■ **REQUEST**
Print the listing as it stands, omitting all images.

start ENTRIES PROVIDED

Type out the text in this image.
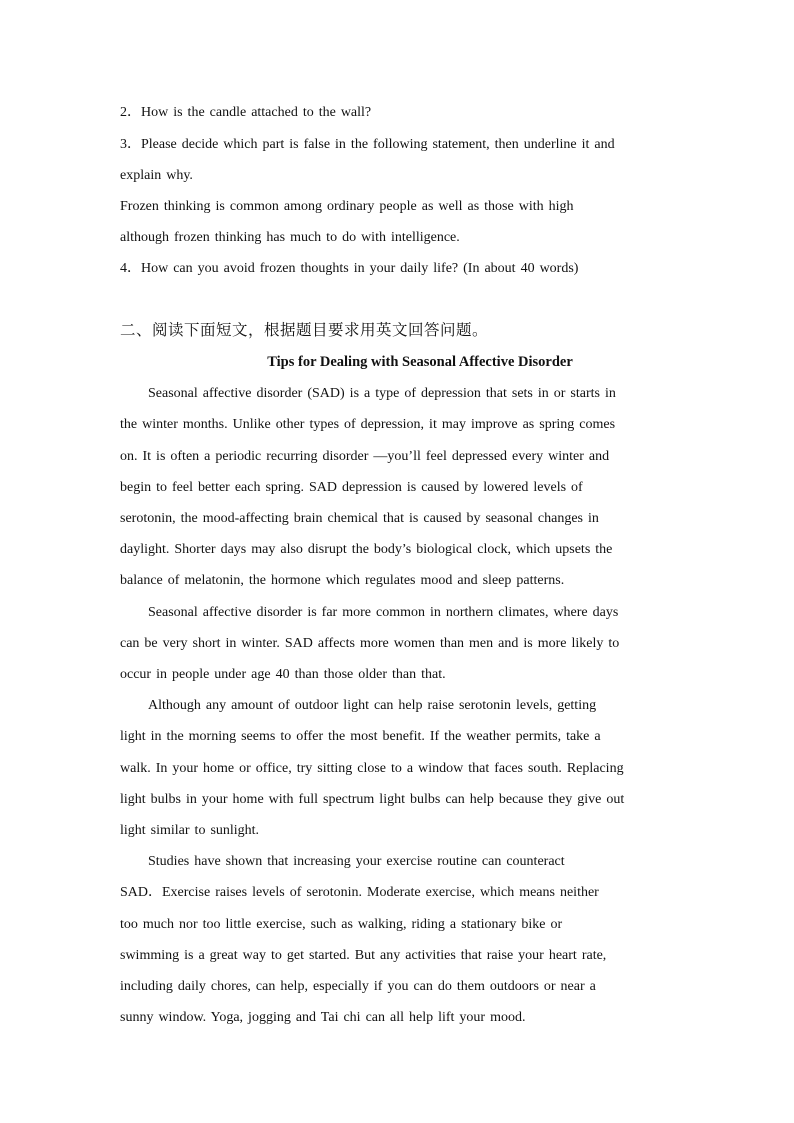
2．How is the candle attached to the wall?
3．Please decide which part is false in the following statement, then underline it and
explain why.
Frozen thinking is common among ordinary people as well as those with high
although frozen thinking has much to do with intelligence.
4．How can you avoid frozen thoughts in your daily life? (In about 40 words)
二、阅读下面短文，根据题目要求用英文回答问题。
Tips for Dealing with Seasonal Affective Disorder
Seasonal affective disorder (SAD) is a type of depression that sets in or starts in
the winter months. Unlike other types of depression, it may improve as spring comes
on. It is often a periodic recurring disorder —you’ll feel depressed every winter and
begin to feel better each spring. SAD depression is caused by lowered levels of
serotonin, the mood-affecting brain chemical that is caused by seasonal changes in
daylight. Shorter days may also disrupt the body’s biological clock, which upsets the
balance of melatonin, the hormone which regulates mood and sleep patterns.
Seasonal affective disorder is far more common in northern climates, where days
can be very short in winter. SAD affects more women than men and is more likely to
occur in people under age 40 than those older than that.
Although any amount of outdoor light can help raise serotonin levels, getting
light in the morning seems to offer the most benefit. If the weather permits, take a
walk. In your home or office, try sitting close to a window that faces south. Replacing
light bulbs in your home with full spectrum light bulbs can help because they give out
light similar to sunlight.
Studies have shown that increasing your exercise routine can counteract
SAD．Exercise raises levels of serotonin. Moderate exercise, which means neither
too much nor too little exercise, such as walking, riding a stationary bike or
swimming is a great way to get started. But any activities that raise your heart rate,
including daily chores, can help, especially if you can do them outdoors or near a
sunny window. Yoga, jogging and Tai chi can all help lift your mood.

end ENTRIES PROVIDED

■ **RESPONSE**
Type out the text in this image.
2．How is the candle attached to the wall?
3．Please decide which part is false in the following statement, then underline it and
explain why.
Frozen thinking is common among ordinary people as well as those with high
although frozen thinking has much to do with intelligence.
4．How can you avoid frozen thoughts in your daily life? (In about 40 words)
二、阅读下面短文，根据题目要求用英文回答问题。
Tips for Dealing with Seasonal Affective Disorder
Seasonal affective disorder (SAD) is a type of depression that sets in or starts in
the winter months. Unlike other types of depression, it may improve as spring comes
on. It is often a periodic recurring disorder —you’ll feel depressed every winter and
begin to feel better each spring. SAD depression is caused by lowered levels of
serotonin, the mood-affecting brain chemical that is caused by seasonal changes in
daylight. Shorter days may also disrupt the body’s biological clock, which upsets the
balance of melatonin, the hormone which regulates mood and sleep patterns.
Seasonal affective disorder is far more common in northern climates, where days
can be very short in winter. SAD affects more women than men and is more likely to
occur in people under age 40 than those older than that.
Although any amount of outdoor light can help raise serotonin levels, getting
light in the morning seems to offer the most benefit. If the weather permits, take a
walk. In your home or office, try sitting close to a window that faces south. Replacing
light bulbs in your home with full spectrum light bulbs can help because they give out
light similar to sunlight.
Studies have shown that increasing your exercise routine can counteract
SAD．Exercise raises levels of serotonin. Moderate exercise, which means neither
too much nor too little exercise, such as walking, riding a stationary bike or
swimming is a great way to get started. But any activities that raise your heart rate,
including daily chores, can help, especially if you can do them outdoors or near a
sunny window. Yoga, jogging and Tai chi can all help lift your mood.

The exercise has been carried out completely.